▶ [WHAT YOU NEED TO DO]: Type out the complete listing below word for word, without its pictures.

[Records from a data collection]

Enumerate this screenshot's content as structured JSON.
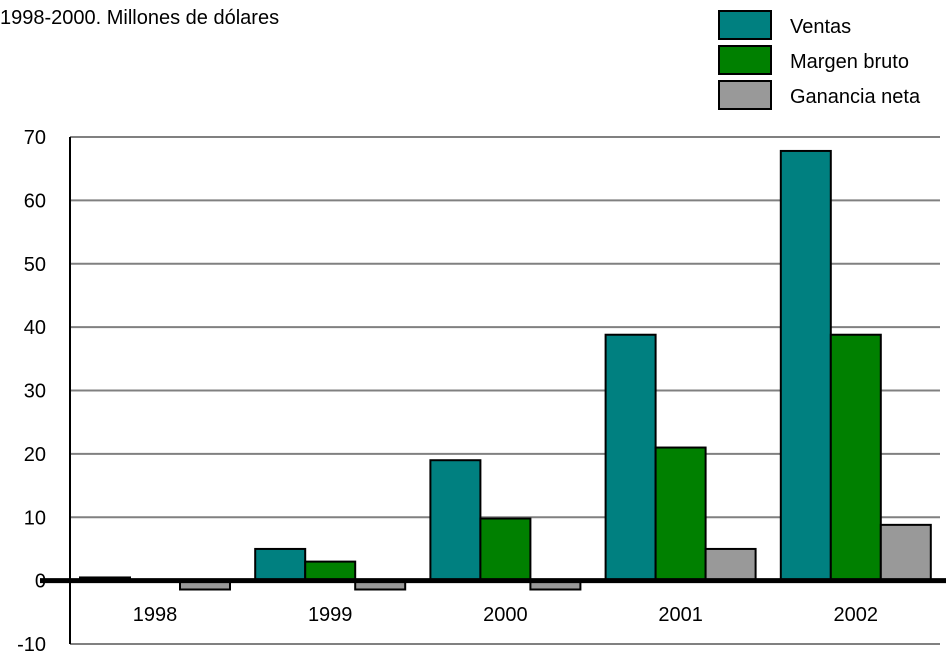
{
  "chart_data": {
    "type": "bar",
    "title": "1998-2000. Millones de dólares",
    "categories": [
      "1998",
      "1999",
      "2000",
      "2001",
      "2002"
    ],
    "series": [
      {
        "name": "Ventas",
        "values": [
          0.5,
          5,
          19,
          38.8,
          67.8
        ],
        "color": "#008080"
      },
      {
        "name": "Margen bruto",
        "values": [
          0,
          3,
          9.8,
          21,
          38.8
        ],
        "color": "#008000"
      },
      {
        "name": "Ganancia neta",
        "values": [
          -1.4,
          -1.4,
          -1.4,
          5,
          8.8
        ],
        "color": "#999999"
      }
    ],
    "ylim": [
      -10,
      70
    ],
    "yticks": [
      -10,
      0,
      10,
      20,
      30,
      40,
      50,
      60,
      70
    ],
    "grid": true,
    "legend_position": "top-right"
  }
}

▶ [RESPONSE BELOW]:
Enumerate this screenshot's content as structured JSON.
{
  "chart_data": {
    "type": "bar",
    "title": "1998-2000. Millones de dólares",
    "categories": [
      "1998",
      "1999",
      "2000",
      "2001",
      "2002"
    ],
    "series": [
      {
        "name": "Ventas",
        "values": [
          0.5,
          5,
          19,
          38.8,
          67.8
        ],
        "color": "#008080"
      },
      {
        "name": "Margen bruto",
        "values": [
          0,
          3,
          9.8,
          21,
          38.8
        ],
        "color": "#008000"
      },
      {
        "name": "Ganancia neta",
        "values": [
          -1.4,
          -1.4,
          -1.4,
          5,
          8.8
        ],
        "color": "#999999"
      }
    ],
    "ylim": [
      -10,
      70
    ],
    "yticks": [
      -10,
      0,
      10,
      20,
      30,
      40,
      50,
      60,
      70
    ],
    "grid": true,
    "legend_position": "top-right"
  }
}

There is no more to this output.